▶
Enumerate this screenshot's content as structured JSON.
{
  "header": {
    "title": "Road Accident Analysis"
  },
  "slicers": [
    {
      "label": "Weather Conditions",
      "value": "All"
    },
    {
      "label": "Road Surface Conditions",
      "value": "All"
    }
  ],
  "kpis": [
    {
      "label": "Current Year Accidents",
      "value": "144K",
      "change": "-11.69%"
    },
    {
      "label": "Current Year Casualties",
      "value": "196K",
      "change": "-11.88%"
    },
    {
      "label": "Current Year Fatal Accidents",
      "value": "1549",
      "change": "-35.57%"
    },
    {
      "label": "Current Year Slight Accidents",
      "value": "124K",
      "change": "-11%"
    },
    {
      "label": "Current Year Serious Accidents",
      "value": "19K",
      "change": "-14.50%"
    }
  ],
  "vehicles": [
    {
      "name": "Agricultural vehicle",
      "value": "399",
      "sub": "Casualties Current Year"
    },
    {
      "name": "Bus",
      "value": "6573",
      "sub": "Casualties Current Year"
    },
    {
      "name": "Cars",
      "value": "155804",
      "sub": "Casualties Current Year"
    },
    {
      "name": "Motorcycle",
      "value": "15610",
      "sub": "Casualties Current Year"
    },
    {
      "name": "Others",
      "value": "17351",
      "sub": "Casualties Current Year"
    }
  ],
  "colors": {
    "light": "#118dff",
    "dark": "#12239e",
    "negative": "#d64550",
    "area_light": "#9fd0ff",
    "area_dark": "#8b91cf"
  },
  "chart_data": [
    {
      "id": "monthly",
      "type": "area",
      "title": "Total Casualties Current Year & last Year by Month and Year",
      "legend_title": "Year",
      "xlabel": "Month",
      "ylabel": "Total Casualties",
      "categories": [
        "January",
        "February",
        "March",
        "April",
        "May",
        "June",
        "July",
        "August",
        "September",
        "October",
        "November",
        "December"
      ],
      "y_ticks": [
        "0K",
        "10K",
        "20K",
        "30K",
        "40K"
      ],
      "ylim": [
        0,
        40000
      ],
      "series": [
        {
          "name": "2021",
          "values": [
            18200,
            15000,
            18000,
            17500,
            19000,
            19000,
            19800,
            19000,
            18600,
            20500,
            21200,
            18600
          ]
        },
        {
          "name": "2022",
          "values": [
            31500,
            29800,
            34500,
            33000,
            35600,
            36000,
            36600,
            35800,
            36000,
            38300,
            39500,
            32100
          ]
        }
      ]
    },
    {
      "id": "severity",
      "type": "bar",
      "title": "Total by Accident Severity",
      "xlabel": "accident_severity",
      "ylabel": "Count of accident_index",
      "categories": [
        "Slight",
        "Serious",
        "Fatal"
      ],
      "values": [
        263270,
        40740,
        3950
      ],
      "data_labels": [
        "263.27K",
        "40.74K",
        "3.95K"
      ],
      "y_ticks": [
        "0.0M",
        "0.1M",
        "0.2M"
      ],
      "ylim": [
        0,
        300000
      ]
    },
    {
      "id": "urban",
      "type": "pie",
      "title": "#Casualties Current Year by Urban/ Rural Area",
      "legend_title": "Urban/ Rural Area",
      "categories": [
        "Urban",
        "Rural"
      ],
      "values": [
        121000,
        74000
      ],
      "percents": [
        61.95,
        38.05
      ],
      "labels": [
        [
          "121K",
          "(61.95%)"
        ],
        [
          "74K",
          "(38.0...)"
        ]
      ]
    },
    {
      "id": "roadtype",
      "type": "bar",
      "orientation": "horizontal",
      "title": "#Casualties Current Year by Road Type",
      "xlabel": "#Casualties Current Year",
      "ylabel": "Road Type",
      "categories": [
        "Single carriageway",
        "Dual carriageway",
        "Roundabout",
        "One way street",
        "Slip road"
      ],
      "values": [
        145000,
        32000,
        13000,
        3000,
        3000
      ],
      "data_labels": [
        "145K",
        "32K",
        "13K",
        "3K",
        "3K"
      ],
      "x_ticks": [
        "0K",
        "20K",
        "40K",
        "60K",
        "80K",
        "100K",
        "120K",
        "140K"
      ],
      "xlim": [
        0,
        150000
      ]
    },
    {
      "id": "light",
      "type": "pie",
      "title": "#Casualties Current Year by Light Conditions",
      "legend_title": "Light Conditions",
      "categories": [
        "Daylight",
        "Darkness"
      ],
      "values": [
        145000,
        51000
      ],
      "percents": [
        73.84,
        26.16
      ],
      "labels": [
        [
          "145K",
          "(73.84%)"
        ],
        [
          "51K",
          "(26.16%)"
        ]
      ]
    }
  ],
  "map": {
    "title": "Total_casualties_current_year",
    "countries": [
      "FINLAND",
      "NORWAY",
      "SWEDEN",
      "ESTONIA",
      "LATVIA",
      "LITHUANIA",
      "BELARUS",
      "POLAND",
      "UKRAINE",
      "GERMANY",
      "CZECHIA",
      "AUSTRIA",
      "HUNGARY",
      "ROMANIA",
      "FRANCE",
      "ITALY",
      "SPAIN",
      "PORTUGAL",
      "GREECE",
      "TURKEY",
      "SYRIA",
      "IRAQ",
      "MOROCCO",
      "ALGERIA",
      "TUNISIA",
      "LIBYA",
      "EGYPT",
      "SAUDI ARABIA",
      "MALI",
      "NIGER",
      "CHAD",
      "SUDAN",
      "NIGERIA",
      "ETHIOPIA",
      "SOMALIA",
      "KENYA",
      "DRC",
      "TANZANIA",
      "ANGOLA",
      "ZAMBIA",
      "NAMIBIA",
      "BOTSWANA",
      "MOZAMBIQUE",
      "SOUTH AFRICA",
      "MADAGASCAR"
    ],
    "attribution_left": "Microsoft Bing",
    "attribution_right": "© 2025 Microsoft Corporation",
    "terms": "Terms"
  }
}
◀
Return the listing above word for word.

**Problem solution**:
Enumerate this screenshot's content as structured JSON.
{
  "header": {
    "title": "Road Accident Analysis"
  },
  "slicers": [
    {
      "label": "Weather Conditions",
      "value": "All"
    },
    {
      "label": "Road Surface Conditions",
      "value": "All"
    }
  ],
  "kpis": [
    {
      "label": "Current Year Accidents",
      "value": "144K",
      "change": "-11.69%"
    },
    {
      "label": "Current Year Casualties",
      "value": "196K",
      "change": "-11.88%"
    },
    {
      "label": "Current Year Fatal Accidents",
      "value": "1549",
      "change": "-35.57%"
    },
    {
      "label": "Current Year Slight Accidents",
      "value": "124K",
      "change": "-11%"
    },
    {
      "label": "Current Year Serious Accidents",
      "value": "19K",
      "change": "-14.50%"
    }
  ],
  "vehicles": [
    {
      "name": "Agricultural vehicle",
      "value": "399",
      "sub": "Casualties Current Year"
    },
    {
      "name": "Bus",
      "value": "6573",
      "sub": "Casualties Current Year"
    },
    {
      "name": "Cars",
      "value": "155804",
      "sub": "Casualties Current Year"
    },
    {
      "name": "Motorcycle",
      "value": "15610",
      "sub": "Casualties Current Year"
    },
    {
      "name": "Others",
      "value": "17351",
      "sub": "Casualties Current Year"
    }
  ],
  "colors": {
    "light": "#118dff",
    "dark": "#12239e",
    "negative": "#d64550",
    "area_light": "#9fd0ff",
    "area_dark": "#8b91cf"
  },
  "chart_data": [
    {
      "id": "monthly",
      "type": "area",
      "title": "Total Casualties Current Year & last Year by Month and Year",
      "legend_title": "Year",
      "xlabel": "Month",
      "ylabel": "Total Casualties",
      "categories": [
        "January",
        "February",
        "March",
        "April",
        "May",
        "June",
        "July",
        "August",
        "September",
        "October",
        "November",
        "December"
      ],
      "y_ticks": [
        "0K",
        "10K",
        "20K",
        "30K",
        "40K"
      ],
      "ylim": [
        0,
        40000
      ],
      "series": [
        {
          "name": "2021",
          "values": [
            18200,
            15000,
            18000,
            17500,
            19000,
            19000,
            19800,
            19000,
            18600,
            20500,
            21200,
            18600
          ]
        },
        {
          "name": "2022",
          "values": [
            31500,
            29800,
            34500,
            33000,
            35600,
            36000,
            36600,
            35800,
            36000,
            38300,
            39500,
            32100
          ]
        }
      ]
    },
    {
      "id": "severity",
      "type": "bar",
      "title": "Total by Accident Severity",
      "xlabel": "accident_severity",
      "ylabel": "Count of accident_index",
      "categories": [
        "Slight",
        "Serious",
        "Fatal"
      ],
      "values": [
        263270,
        40740,
        3950
      ],
      "data_labels": [
        "263.27K",
        "40.74K",
        "3.95K"
      ],
      "y_ticks": [
        "0.0M",
        "0.1M",
        "0.2M"
      ],
      "ylim": [
        0,
        300000
      ]
    },
    {
      "id": "urban",
      "type": "pie",
      "title": "#Casualties Current Year by Urban/ Rural Area",
      "legend_title": "Urban/ Rural Area",
      "categories": [
        "Urban",
        "Rural"
      ],
      "values": [
        121000,
        74000
      ],
      "percents": [
        61.95,
        38.05
      ],
      "labels": [
        [
          "121K",
          "(61.95%)"
        ],
        [
          "74K",
          "(38.0...)"
        ]
      ]
    },
    {
      "id": "roadtype",
      "type": "bar",
      "orientation": "horizontal",
      "title": "#Casualties Current Year by Road Type",
      "xlabel": "#Casualties Current Year",
      "ylabel": "Road Type",
      "categories": [
        "Single carriageway",
        "Dual carriageway",
        "Roundabout",
        "One way street",
        "Slip road"
      ],
      "values": [
        145000,
        32000,
        13000,
        3000,
        3000
      ],
      "data_labels": [
        "145K",
        "32K",
        "13K",
        "3K",
        "3K"
      ],
      "x_ticks": [
        "0K",
        "20K",
        "40K",
        "60K",
        "80K",
        "100K",
        "120K",
        "140K"
      ],
      "xlim": [
        0,
        150000
      ]
    },
    {
      "id": "light",
      "type": "pie",
      "title": "#Casualties Current Year by Light Conditions",
      "legend_title": "Light Conditions",
      "categories": [
        "Daylight",
        "Darkness"
      ],
      "values": [
        145000,
        51000
      ],
      "percents": [
        73.84,
        26.16
      ],
      "labels": [
        [
          "145K",
          "(73.84%)"
        ],
        [
          "51K",
          "(26.16%)"
        ]
      ]
    }
  ],
  "map": {
    "title": "Total_casualties_current_year",
    "countries": [
      "FINLAND",
      "NORWAY",
      "SWEDEN",
      "ESTONIA",
      "LATVIA",
      "LITHUANIA",
      "BELARUS",
      "POLAND",
      "UKRAINE",
      "GERMANY",
      "CZECHIA",
      "AUSTRIA",
      "HUNGARY",
      "ROMANIA",
      "FRANCE",
      "ITALY",
      "SPAIN",
      "PORTUGAL",
      "GREECE",
      "TURKEY",
      "SYRIA",
      "IRAQ",
      "MOROCCO",
      "ALGERIA",
      "TUNISIA",
      "LIBYA",
      "EGYPT",
      "SAUDI ARABIA",
      "MALI",
      "NIGER",
      "CHAD",
      "SUDAN",
      "NIGERIA",
      "ETHIOPIA",
      "SOMALIA",
      "KENYA",
      "DRC",
      "TANZANIA",
      "ANGOLA",
      "ZAMBIA",
      "NAMIBIA",
      "BOTSWANA",
      "MOZAMBIQUE",
      "SOUTH AFRICA",
      "MADAGASCAR"
    ],
    "attribution_left": "Microsoft Bing",
    "attribution_right": "© 2025 Microsoft Corporation",
    "terms": "Terms"
  }
}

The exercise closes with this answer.